- _Task to carry out_
Reproduce the listing below in full and without alteration, apart from its pictures.

- _Dataset entries_
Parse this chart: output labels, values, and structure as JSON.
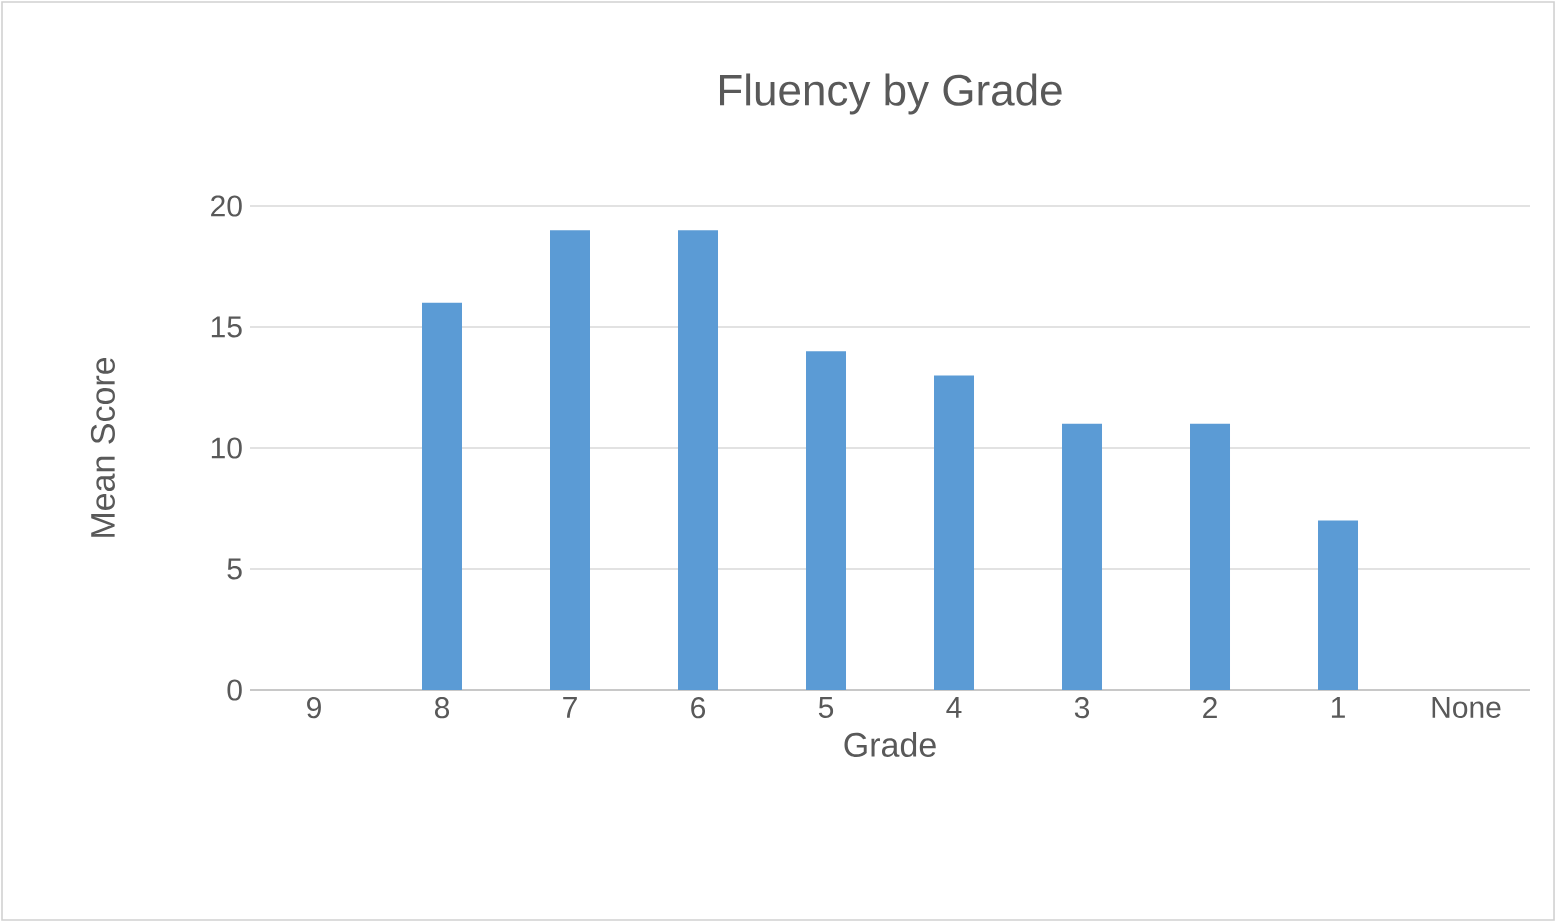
{
  "chart_data": {
    "type": "bar",
    "title": "Fluency by Grade",
    "xlabel": "Grade",
    "ylabel": "Mean Score",
    "categories": [
      "9",
      "8",
      "7",
      "6",
      "5",
      "4",
      "3",
      "2",
      "1",
      "None"
    ],
    "values": [
      0,
      16,
      19,
      19,
      14,
      13,
      11,
      11,
      7,
      0
    ],
    "color": "#5b9bd5",
    "ylim": [
      0,
      20
    ],
    "yticks": [
      0,
      5,
      10,
      15,
      20
    ],
    "grid": "y"
  }
}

- _Expected answer_
Parse this chart: output labels, values, and structure as JSON.
{
  "chart_data": {
    "type": "bar",
    "title": "Fluency by Grade",
    "xlabel": "Grade",
    "ylabel": "Mean Score",
    "categories": [
      "9",
      "8",
      "7",
      "6",
      "5",
      "4",
      "3",
      "2",
      "1",
      "None"
    ],
    "values": [
      0,
      16,
      19,
      19,
      14,
      13,
      11,
      11,
      7,
      0
    ],
    "color": "#5b9bd5",
    "ylim": [
      0,
      20
    ],
    "yticks": [
      0,
      5,
      10,
      15,
      20
    ],
    "grid": "y"
  }
}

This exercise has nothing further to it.